** START Information supplied **
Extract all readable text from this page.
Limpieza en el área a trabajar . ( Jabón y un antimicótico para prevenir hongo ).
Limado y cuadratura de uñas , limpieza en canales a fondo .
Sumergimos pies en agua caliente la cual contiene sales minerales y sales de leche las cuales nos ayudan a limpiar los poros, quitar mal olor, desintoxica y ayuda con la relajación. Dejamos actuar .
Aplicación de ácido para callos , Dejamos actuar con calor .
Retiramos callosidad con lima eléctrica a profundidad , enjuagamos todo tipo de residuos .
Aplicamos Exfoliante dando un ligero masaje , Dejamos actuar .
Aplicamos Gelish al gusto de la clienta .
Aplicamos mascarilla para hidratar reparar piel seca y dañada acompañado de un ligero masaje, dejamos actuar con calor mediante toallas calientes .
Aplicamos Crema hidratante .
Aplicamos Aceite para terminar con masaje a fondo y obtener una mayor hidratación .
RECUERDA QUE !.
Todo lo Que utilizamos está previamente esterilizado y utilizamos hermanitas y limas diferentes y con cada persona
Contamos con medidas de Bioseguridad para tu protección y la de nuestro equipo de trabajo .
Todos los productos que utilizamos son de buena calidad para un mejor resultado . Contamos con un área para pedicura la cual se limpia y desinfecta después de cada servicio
** END Information supplied **
Do this → Quote the entire listing above exactly.

Result →
Extract all readable text from this page.
Limpieza en el área a trabajar . ( Jabón y un antimicótico para prevenir hongo ).
Limado y cuadratura de uñas , limpieza en canales a fondo .
Sumergimos pies en agua caliente la cual contiene sales minerales y sales de leche las cuales nos ayudan a limpiar los poros, quitar mal olor, desintoxica y ayuda con la relajación. Dejamos actuar .
Aplicación de ácido para callos , Dejamos actuar con calor .
Retiramos callosidad con lima eléctrica a profundidad , enjuagamos todo tipo de residuos .
Aplicamos Exfoliante dando un ligero masaje , Dejamos actuar .
Aplicamos Gelish al gusto de la clienta .
Aplicamos mascarilla para hidratar reparar piel seca y dañada acompañado de un ligero masaje, dejamos actuar con calor mediante toallas calientes .
Aplicamos Crema hidratante .
Aplicamos Aceite para terminar con masaje a fondo y obtener una mayor hidratación .
RECUERDA QUE !.
Todo lo Que utilizamos está previamente esterilizado y utilizamos hermanitas y limas diferentes y con cada persona
Contamos con medidas de Bioseguridad para tu protección y la de nuestro equipo de trabajo .
Todos los productos que utilizamos son de buena calidad para un mejor resultado . Contamos con un área para pedicura la cual se limpia y desinfecta después de cada servicio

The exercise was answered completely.